**Document passage**
──────────

Open luke4u opened 4 years ago
+1 for this. Ensuring a GPU is available in a production environment in the cloud can be a real nuisance. Also since MMdetection 2.0 there is support for CPU-only mode. So if someone is able to reproduce or convert the model to mmdetection 2.0-compatible format, then this model can be used for inference in a CPU-only environment. The nice part is that training can still be done with GPU, but the resulting checkpoints will be able to load and run in a CPU-only environment too.
See also this page on cpu-only mode and this page on upgrading from 1.x to 2.0. Unfortunately I wasn't able to succesfully convert the model myself using the provided conversion tool. Hopefully the creator could help out and provide trained models compatible with mmdetection 2.0.
Since the creator of issue #77 mentioned he was able to convert the model (but unfortunately did not share his config or conversion steps), I decided to give it another shot myself. Succesfully this time.
I would like to refer you all to my branch at iiLaurens/CascadeTabNet:mmdet2x. It includes a demo notebook on how to run using mmdetection v2.3.0 in a cpu only colab environment. You can find that notebook here. All checkpoint files can be found under the releases on this page. Happy inferencing!
Hi @iiLaurens , thank you for sharing the workflow!
Noticed you are using mmcv-full==1.0.5
There seems no distribution available for the Windows platform in below link, and mmcv-full relies on CUDA? (correct me if I am wrong).

──────────

**Data supplied**
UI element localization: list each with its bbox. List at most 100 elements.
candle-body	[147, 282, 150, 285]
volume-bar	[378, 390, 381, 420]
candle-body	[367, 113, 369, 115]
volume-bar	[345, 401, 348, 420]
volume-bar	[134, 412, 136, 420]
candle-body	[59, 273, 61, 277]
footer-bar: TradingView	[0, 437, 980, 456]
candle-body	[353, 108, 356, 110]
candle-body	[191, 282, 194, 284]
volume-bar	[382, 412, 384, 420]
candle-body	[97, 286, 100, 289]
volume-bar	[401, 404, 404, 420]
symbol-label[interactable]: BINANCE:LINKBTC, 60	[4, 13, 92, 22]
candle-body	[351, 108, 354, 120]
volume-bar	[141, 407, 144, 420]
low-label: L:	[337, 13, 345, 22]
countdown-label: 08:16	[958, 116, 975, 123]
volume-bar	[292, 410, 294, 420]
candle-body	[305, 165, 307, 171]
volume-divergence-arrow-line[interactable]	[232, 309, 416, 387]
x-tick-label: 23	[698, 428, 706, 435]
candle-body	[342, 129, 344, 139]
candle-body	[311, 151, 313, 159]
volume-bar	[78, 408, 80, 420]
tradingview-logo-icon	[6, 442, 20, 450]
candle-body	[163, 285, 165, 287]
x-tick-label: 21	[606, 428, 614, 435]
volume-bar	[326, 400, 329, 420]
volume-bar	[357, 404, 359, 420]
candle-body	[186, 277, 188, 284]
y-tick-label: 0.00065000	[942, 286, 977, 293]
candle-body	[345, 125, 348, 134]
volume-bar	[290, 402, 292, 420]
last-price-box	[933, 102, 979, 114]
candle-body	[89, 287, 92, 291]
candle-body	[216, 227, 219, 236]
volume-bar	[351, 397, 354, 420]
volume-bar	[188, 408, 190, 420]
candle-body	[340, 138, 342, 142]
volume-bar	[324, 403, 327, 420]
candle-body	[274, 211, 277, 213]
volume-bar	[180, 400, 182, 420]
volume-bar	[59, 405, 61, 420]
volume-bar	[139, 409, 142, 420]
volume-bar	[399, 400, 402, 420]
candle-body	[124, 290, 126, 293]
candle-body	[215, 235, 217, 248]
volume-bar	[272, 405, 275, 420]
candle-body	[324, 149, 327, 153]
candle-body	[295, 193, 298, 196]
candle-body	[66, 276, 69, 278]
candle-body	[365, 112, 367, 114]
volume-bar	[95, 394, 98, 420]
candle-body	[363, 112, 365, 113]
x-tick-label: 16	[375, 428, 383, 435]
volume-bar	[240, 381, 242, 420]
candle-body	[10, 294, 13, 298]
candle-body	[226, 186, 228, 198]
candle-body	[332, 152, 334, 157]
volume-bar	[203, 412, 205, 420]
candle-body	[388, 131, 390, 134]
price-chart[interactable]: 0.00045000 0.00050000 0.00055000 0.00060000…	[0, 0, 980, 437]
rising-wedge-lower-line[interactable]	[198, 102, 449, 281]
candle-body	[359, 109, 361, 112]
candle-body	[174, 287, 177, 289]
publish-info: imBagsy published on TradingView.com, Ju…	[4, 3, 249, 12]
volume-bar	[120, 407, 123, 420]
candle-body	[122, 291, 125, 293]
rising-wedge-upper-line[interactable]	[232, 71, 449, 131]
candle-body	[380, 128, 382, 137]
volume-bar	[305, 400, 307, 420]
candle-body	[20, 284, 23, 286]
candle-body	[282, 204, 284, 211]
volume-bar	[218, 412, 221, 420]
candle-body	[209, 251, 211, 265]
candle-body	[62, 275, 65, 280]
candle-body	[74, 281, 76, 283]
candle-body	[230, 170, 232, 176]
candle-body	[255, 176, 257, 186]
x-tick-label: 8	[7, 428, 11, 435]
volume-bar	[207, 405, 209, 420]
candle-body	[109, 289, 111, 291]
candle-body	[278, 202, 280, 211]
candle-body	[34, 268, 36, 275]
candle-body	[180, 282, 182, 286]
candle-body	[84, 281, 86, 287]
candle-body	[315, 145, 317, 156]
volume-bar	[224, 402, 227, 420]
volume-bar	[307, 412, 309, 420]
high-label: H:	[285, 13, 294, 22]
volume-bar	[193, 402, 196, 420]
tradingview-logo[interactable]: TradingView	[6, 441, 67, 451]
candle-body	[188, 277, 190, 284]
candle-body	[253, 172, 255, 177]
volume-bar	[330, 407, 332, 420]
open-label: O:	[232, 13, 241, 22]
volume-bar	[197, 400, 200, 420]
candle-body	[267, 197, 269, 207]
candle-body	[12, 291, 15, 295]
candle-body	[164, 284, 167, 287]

──────────

**Exercise requirements**
a. In the CPU-only mode thread, which mmdetection version does the demo notebook run on?
b. Write out the CPU-only mode thread between "Since the creator" and "page. Happy inferencing!", inclusive, swapping "checkpoint files" for "model weights".
c. Keep going with the CPU-only mode thread from where it stops.

**Outputs**
a. mmdetection v2.3.0

b.
Since the creator of issue #77 mentioned he was able to convert the model (but unfortunately did not share his config or conversion steps), I decided to give it another shot myself. Succesfully this time.
I would like to refer you all to my branch at iiLaurens/CascadeTabNet:mmdet2x. It includes a demo notebook on how to run using mmdetection v2.3.0 in a cpu only colab environment. You can find that notebook here. All model weights can be found under the releases on this page. Happy inferencing!

c.
https://openmmlab.oss-accelerate.aliyuncs.com/mmcv/dist/index.html
I had to install mmcv=1.0.5
, but ran into an error ModuleNotFoundError: No module named 'mmcv._ext'
Btw, do you manage to run the model on a Windows platform with only CPU?
As far as I know there is no windows version for mmcv-full. And as you noticed mmcv simply doesn't work at all. I run in Linux environment.
On Fri, Sep 25, 2020, 12:33 Luke notifications@github.com wrote:
Hi @iiLaurens https://github.com/iiLaurens , thank you for sharing the workflow! Noticed you are using mmcv-full==1.0.5 There seems no distribution available for the Windows platform in below link, and mmcv-full relies on CUDA? (correct me if I am wrong).
https://openmmlab.oss-accelerate.aliyuncs.com/mmcv/dist/index.html
I had to install mmcv=1.0.5, but ran into an error ModuleNotFoundError: No module named 'mmcv._ext' Btw, do you manage to run the model on a Windows platform with only CPU?
— You are receiving this because you were mentioned. Reply to this email directly, view it on GitHub https://github.com/DevashishPrasad/CascadeTabNet/issues/71#issuecomment-698855268, or unsubscribe https://github.com/notifications/unsubscribe-auth/ACLUZ5I2CILVSA5G6BEZIBTSHRWUHANCNFSM4QFKPUUA .
hi @iiLaurens you only converted the models or after converting you have trained for some epochs? i am able to convert the model but its output is not perfect as your model.
I did not do any further training, just converting. If my memory serves me correctly, I had to convert both the model and the config file. Did you convert both?
On Mon, Nov 2, 2020, 08:32 Kumar Rajwani notifications@github.com wrote:
hi @iiLaurens https://github.com/iiLaurens you only converted the models or after converting you have trained for some epochs? i am able to convert the model but its output is not perfect as your model.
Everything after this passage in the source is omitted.